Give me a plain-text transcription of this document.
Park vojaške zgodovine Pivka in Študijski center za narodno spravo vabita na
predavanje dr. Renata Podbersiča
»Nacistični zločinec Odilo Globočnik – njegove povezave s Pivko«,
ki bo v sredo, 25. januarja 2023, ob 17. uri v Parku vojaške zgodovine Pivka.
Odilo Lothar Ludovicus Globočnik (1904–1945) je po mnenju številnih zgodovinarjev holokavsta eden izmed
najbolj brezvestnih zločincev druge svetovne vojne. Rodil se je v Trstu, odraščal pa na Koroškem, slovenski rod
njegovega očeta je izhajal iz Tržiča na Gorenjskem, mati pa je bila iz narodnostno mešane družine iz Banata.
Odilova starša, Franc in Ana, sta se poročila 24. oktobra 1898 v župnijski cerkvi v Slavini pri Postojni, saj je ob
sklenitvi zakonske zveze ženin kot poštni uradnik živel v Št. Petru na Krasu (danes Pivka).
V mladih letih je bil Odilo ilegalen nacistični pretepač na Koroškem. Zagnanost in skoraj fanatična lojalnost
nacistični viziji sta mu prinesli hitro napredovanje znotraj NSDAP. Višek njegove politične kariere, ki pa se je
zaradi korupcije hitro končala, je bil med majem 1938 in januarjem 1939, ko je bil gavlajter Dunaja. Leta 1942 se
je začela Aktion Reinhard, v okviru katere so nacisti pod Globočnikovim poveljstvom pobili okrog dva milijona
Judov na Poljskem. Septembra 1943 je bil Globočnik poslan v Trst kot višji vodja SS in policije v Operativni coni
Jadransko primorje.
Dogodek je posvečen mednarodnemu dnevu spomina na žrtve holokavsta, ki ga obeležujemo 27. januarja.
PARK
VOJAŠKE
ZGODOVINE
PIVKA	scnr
▬▬▬▬▬▬
■ Given instruction: Among the lines of the data, identify those with the word "Koroškem". Copy each of them.

■ Problem solution:
najbolj brezvestnih zločincev druge svetovne vojne. Rodil se je v Trstu, odraščal pa na Koroškem, slovenski rod
V mladih letih je bil Odilo ilegalen nacistični pretepač na Koroškem. Zagnanost in skoraj fanatična lojalnost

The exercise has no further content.